- [EXERCISE AIM]:
All the data must come back unchanged, except that pictures are left out.

-- start --

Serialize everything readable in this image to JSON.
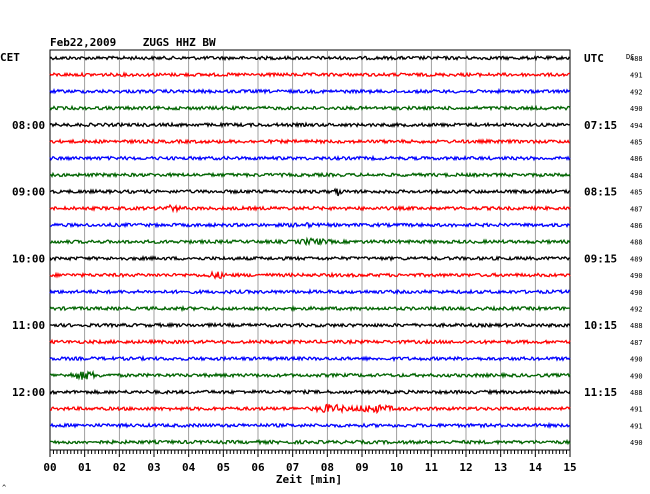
{
  "header": {
    "title": "Feb22,2009    ZUGS HHZ BW",
    "left_label": "CET",
    "right_label": "UTC",
    "dc_label": "DC"
  },
  "chart_data": {
    "type": "line",
    "description_units": "helicorder traces, one per 15 minutes",
    "xlabel": "Zeit [min]",
    "xlim": [
      0,
      15
    ],
    "x_ticks": [
      "00",
      "01",
      "02",
      "03",
      "04",
      "05",
      "06",
      "07",
      "08",
      "09",
      "10",
      "11",
      "12",
      "13",
      "14",
      "15"
    ],
    "trace_colors": [
      "#000000",
      "#ff0000",
      "#0000ff",
      "#006400"
    ],
    "left_time_labels": [
      {
        "row": 4,
        "text": "08:00"
      },
      {
        "row": 8,
        "text": "09:00"
      },
      {
        "row": 12,
        "text": "10:00"
      },
      {
        "row": 16,
        "text": "11:00"
      },
      {
        "row": 20,
        "text": "12:00"
      }
    ],
    "right_time_labels": [
      {
        "row": 0,
        "text": "UTC"
      },
      {
        "row": 4,
        "text": "07:15"
      },
      {
        "row": 8,
        "text": "08:15"
      },
      {
        "row": 12,
        "text": "09:15"
      },
      {
        "row": 16,
        "text": "10:15"
      },
      {
        "row": 20,
        "text": "11:15"
      }
    ],
    "dc_values": [
      488,
      491,
      492,
      490,
      494,
      485,
      486,
      484,
      485,
      487,
      486,
      488,
      489,
      490,
      490,
      492,
      488,
      487,
      490,
      490,
      488,
      491,
      491,
      490
    ],
    "events": [
      {
        "row": 8,
        "minute": 8.3,
        "amplitude": 3.5,
        "width": 0.15
      },
      {
        "row": 9,
        "minute": 3.5,
        "amplitude": 2.0,
        "width": 0.4
      },
      {
        "row": 10,
        "minute": 7.3,
        "amplitude": 1.2,
        "width": 0.5
      },
      {
        "row": 11,
        "minute": 7.6,
        "amplitude": 2.2,
        "width": 0.6
      },
      {
        "row": 13,
        "minute": 4.8,
        "amplitude": 2.5,
        "width": 0.35
      },
      {
        "row": 19,
        "minute": 1.0,
        "amplitude": 3.5,
        "width": 0.5
      },
      {
        "row": 21,
        "minute": 8.1,
        "amplitude": 3.5,
        "width": 0.6
      },
      {
        "row": 21,
        "minute": 9.3,
        "amplitude": 3.0,
        "width": 0.8
      }
    ],
    "footer_mark": "^"
  }
}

-- end --

- [OUTPUT]:
Serialize everything readable in this image to JSON.
{
  "header": {
    "title": "Feb22,2009    ZUGS HHZ BW",
    "left_label": "CET",
    "right_label": "UTC",
    "dc_label": "DC"
  },
  "chart_data": {
    "type": "line",
    "description_units": "helicorder traces, one per 15 minutes",
    "xlabel": "Zeit [min]",
    "xlim": [
      0,
      15
    ],
    "x_ticks": [
      "00",
      "01",
      "02",
      "03",
      "04",
      "05",
      "06",
      "07",
      "08",
      "09",
      "10",
      "11",
      "12",
      "13",
      "14",
      "15"
    ],
    "trace_colors": [
      "#000000",
      "#ff0000",
      "#0000ff",
      "#006400"
    ],
    "left_time_labels": [
      {
        "row": 4,
        "text": "08:00"
      },
      {
        "row": 8,
        "text": "09:00"
      },
      {
        "row": 12,
        "text": "10:00"
      },
      {
        "row": 16,
        "text": "11:00"
      },
      {
        "row": 20,
        "text": "12:00"
      }
    ],
    "right_time_labels": [
      {
        "row": 0,
        "text": "UTC"
      },
      {
        "row": 4,
        "text": "07:15"
      },
      {
        "row": 8,
        "text": "08:15"
      },
      {
        "row": 12,
        "text": "09:15"
      },
      {
        "row": 16,
        "text": "10:15"
      },
      {
        "row": 20,
        "text": "11:15"
      }
    ],
    "dc_values": [
      488,
      491,
      492,
      490,
      494,
      485,
      486,
      484,
      485,
      487,
      486,
      488,
      489,
      490,
      490,
      492,
      488,
      487,
      490,
      490,
      488,
      491,
      491,
      490
    ],
    "events": [
      {
        "row": 8,
        "minute": 8.3,
        "amplitude": 3.5,
        "width": 0.15
      },
      {
        "row": 9,
        "minute": 3.5,
        "amplitude": 2.0,
        "width": 0.4
      },
      {
        "row": 10,
        "minute": 7.3,
        "amplitude": 1.2,
        "width": 0.5
      },
      {
        "row": 11,
        "minute": 7.6,
        "amplitude": 2.2,
        "width": 0.6
      },
      {
        "row": 13,
        "minute": 4.8,
        "amplitude": 2.5,
        "width": 0.35
      },
      {
        "row": 19,
        "minute": 1.0,
        "amplitude": 3.5,
        "width": 0.5
      },
      {
        "row": 21,
        "minute": 8.1,
        "amplitude": 3.5,
        "width": 0.6
      },
      {
        "row": 21,
        "minute": 9.3,
        "amplitude": 3.0,
        "width": 0.8
      }
    ],
    "footer_mark": "^"
  }
}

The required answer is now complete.